▸ Records supplied

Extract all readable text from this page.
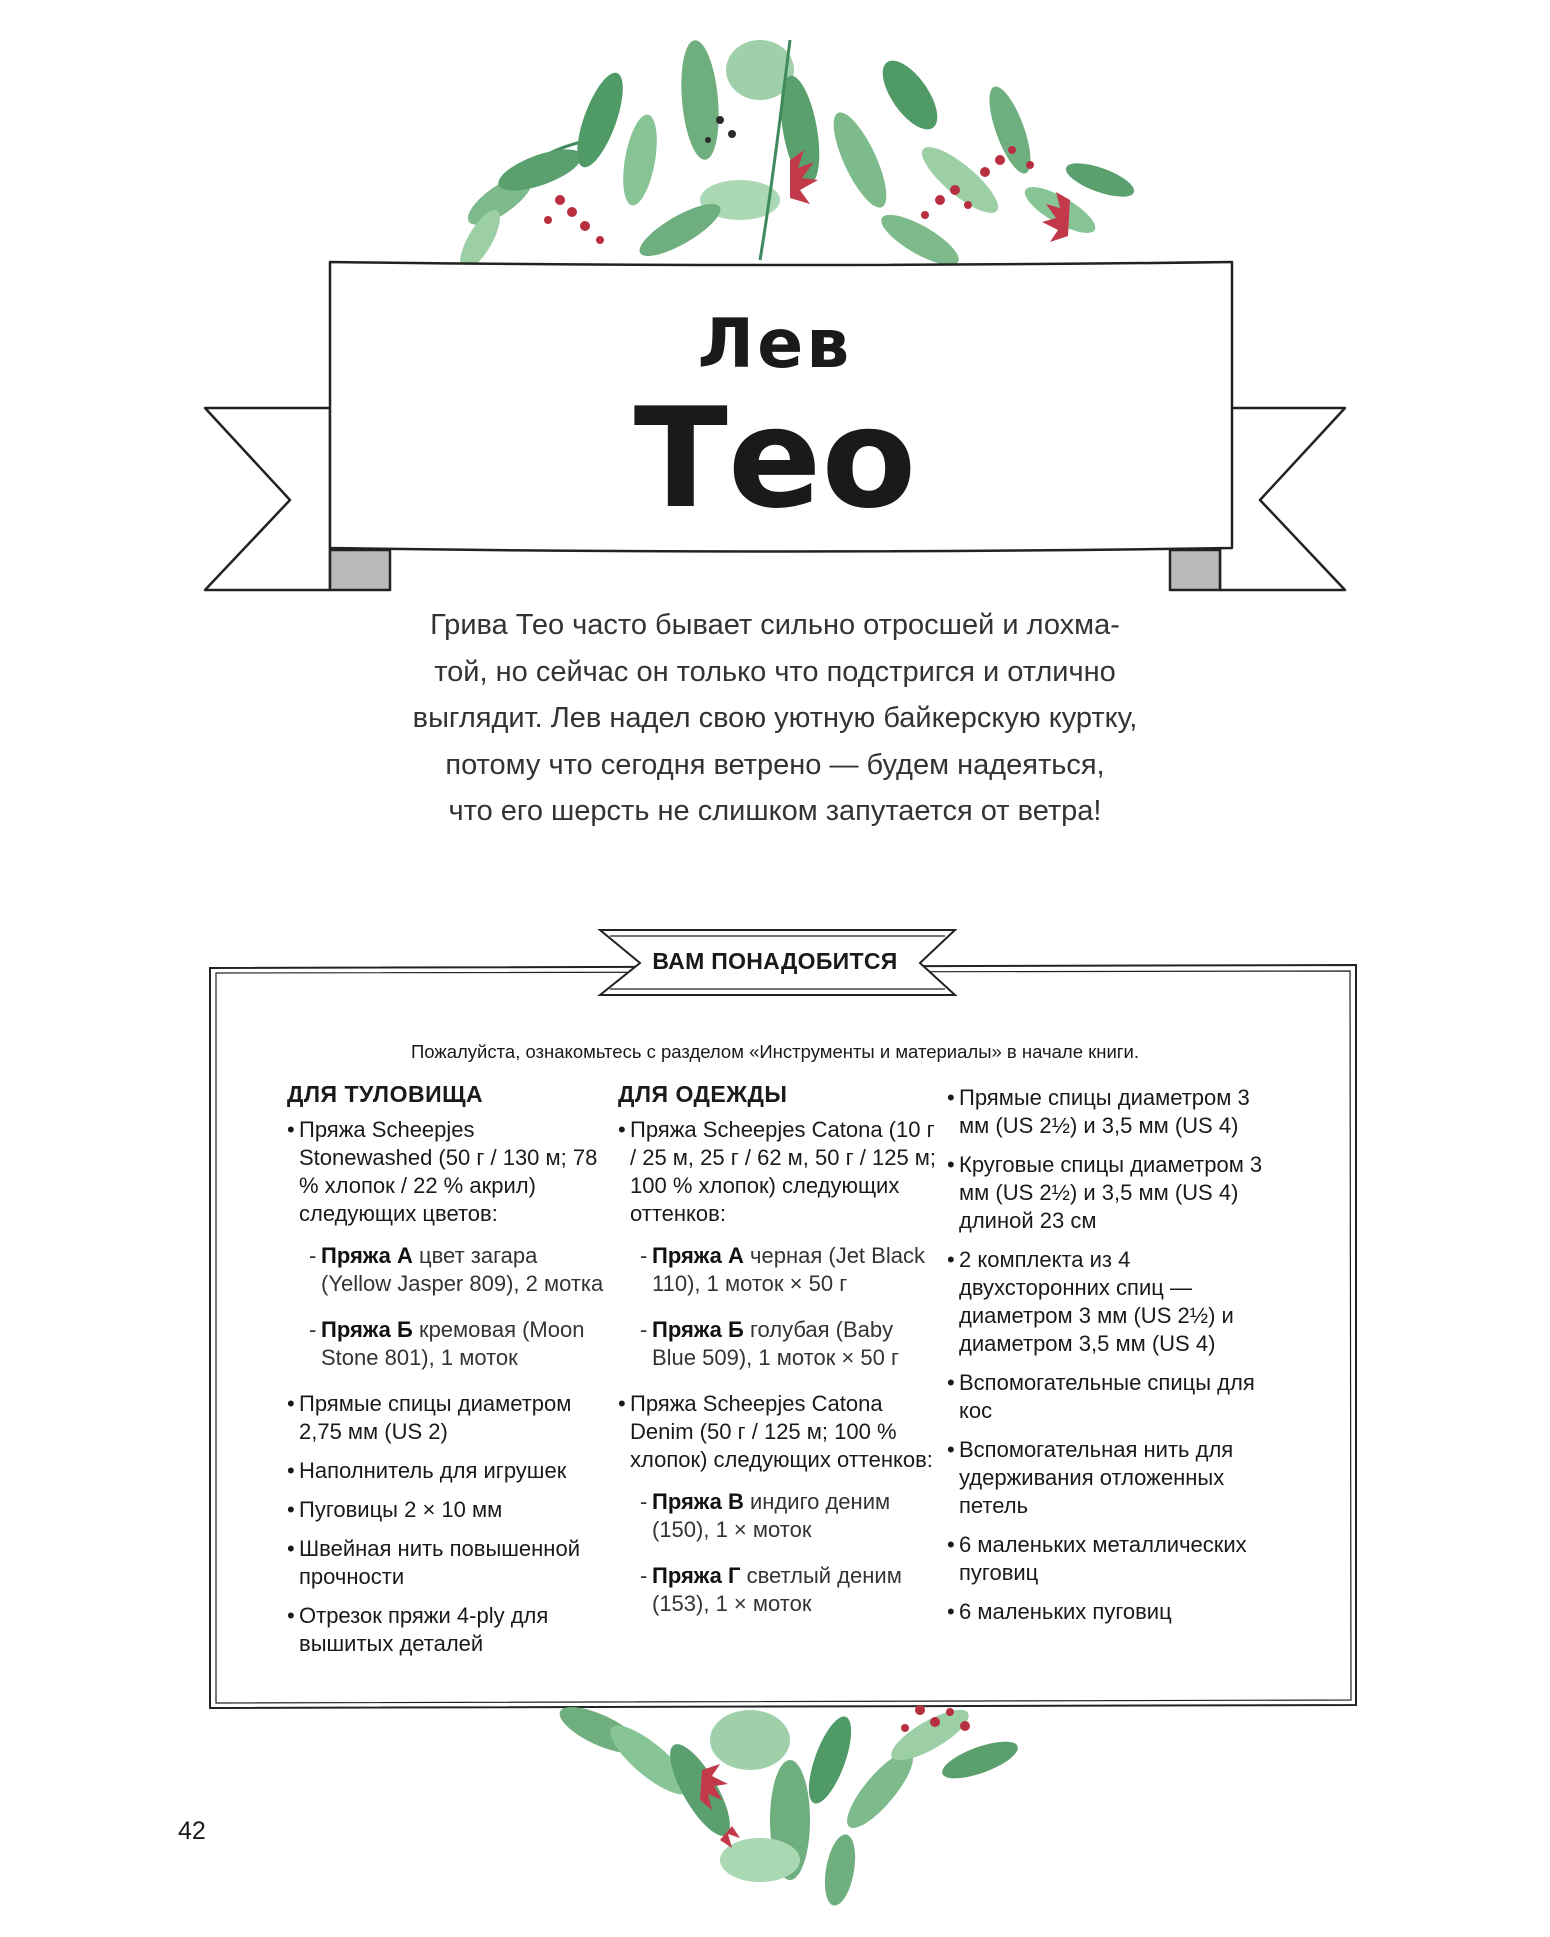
Лев
Тео
Грива Тео часто бывает сильно отросшей и лохма-
той, но сейчас он только что подстригся и отлично
выглядит. Лев надел свою уютную байкерскую куртку,
потому что сегодня ветрено — будем надеяться,
что его шерсть не слишком запутается от ветра!
ВАМ ПОНАДОБИТСЯ
Пожалуйста, ознакомьтесь с разделом «Инструменты и материалы» в начале книги.
ДЛЯ ТУЛОВИЩА
• Пряжа Scheepjes Stonewashed (50 г / 130 м; 78 % хлопок / 22 % акрил) следующих цветов:
- Пряжа А цвет загара (Yellow Jasper 809), 2 мотка
- Пряжа Б кремовая (Moon Stone 801), 1 моток
• Прямые спицы диаметром 2,75 мм (US 2)
• Наполнитель для игрушек
• Пуговицы 2 × 10 мм
• Швейная нить повышенной прочности
• Отрезок пряжи 4-ply для вышитых деталей
ДЛЯ ОДЕЖДЫ
• Пряжа Scheepjes Catona (10 г / 25 м, 25 г / 62 м, 50 г / 125 м; 100 % хлопок) следующих оттенков:
- Пряжа А черная (Jet Black 110), 1 моток × 50 г
- Пряжа Б голубая (Baby Blue 509), 1 моток × 50 г
• Пряжа Scheepjes Catona Denim (50 г / 125 м; 100 % хлопок) следующих оттенков:
- Пряжа В индиго деним (150), 1 × моток
- Пряжа Г светлый деним (153), 1 × моток
• Прямые спицы диаметром 3 мм (US 2½) и 3,5 мм (US 4)
• Круговые спицы диаметром 3 мм (US 2½) и 3,5 мм (US 4) длиной 23 см
• 2 комплекта из 4 двухсторонних спиц — диаметром 3 мм (US 2½) и диаметром 3,5 мм (US 4)
• Вспомогательные спицы для кос
• Вспомогательная нить для удерживания отложенных петель
• 6 маленьких металлических пуговиц
• 6 маленьких пуговиц
42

▸ Exercise brief
Quote the material in full and exactly; do not carry over its pictures.

▸ Output of the task
Extract all readable text from this page.
Лев
Тео
Грива Тео часто бывает сильно отросшей и лохма-
той, но сейчас он только что подстригся и отлично
выглядит. Лев надел свою уютную байкерскую куртку,
потому что сегодня ветрено — будем надеяться,
что его шерсть не слишком запутается от ветра!
ВАМ ПОНАДОБИТСЯ
Пожалуйста, ознакомьтесь с разделом «Инструменты и материалы» в начале книги.
ДЛЯ ТУЛОВИЩА
• Пряжа Scheepjes Stonewashed (50 г / 130 м; 78 % хлопок / 22 % акрил) следующих цветов:
- Пряжа А цвет загара (Yellow Jasper 809), 2 мотка
- Пряжа Б кремовая (Moon Stone 801), 1 моток
• Прямые спицы диаметром 2,75 мм (US 2)
• Наполнитель для игрушек
• Пуговицы 2 × 10 мм
• Швейная нить повышенной прочности
• Отрезок пряжи 4-ply для вышитых деталей
ДЛЯ ОДЕЖДЫ
• Пряжа Scheepjes Catona (10 г / 25 м, 25 г / 62 м, 50 г / 125 м; 100 % хлопок) следующих оттенков:
- Пряжа А черная (Jet Black 110), 1 моток × 50 г
- Пряжа Б голубая (Baby Blue 509), 1 моток × 50 г
• Пряжа Scheepjes Catona Denim (50 г / 125 м; 100 % хлопок) следующих оттенков:
- Пряжа В индиго деним (150), 1 × моток
- Пряжа Г светлый деним (153), 1 × моток
• Прямые спицы диаметром 3 мм (US 2½) и 3,5 мм (US 4)
• Круговые спицы диаметром 3 мм (US 2½) и 3,5 мм (US 4) длиной 23 см
• 2 комплекта из 4 двухсторонних спиц — диаметром 3 мм (US 2½) и диаметром 3,5 мм (US 4)
• Вспомогательные спицы для кос
• Вспомогательная нить для удерживания отложенных петель
• 6 маленьких металлических пуговиц
• 6 маленьких пуговиц
42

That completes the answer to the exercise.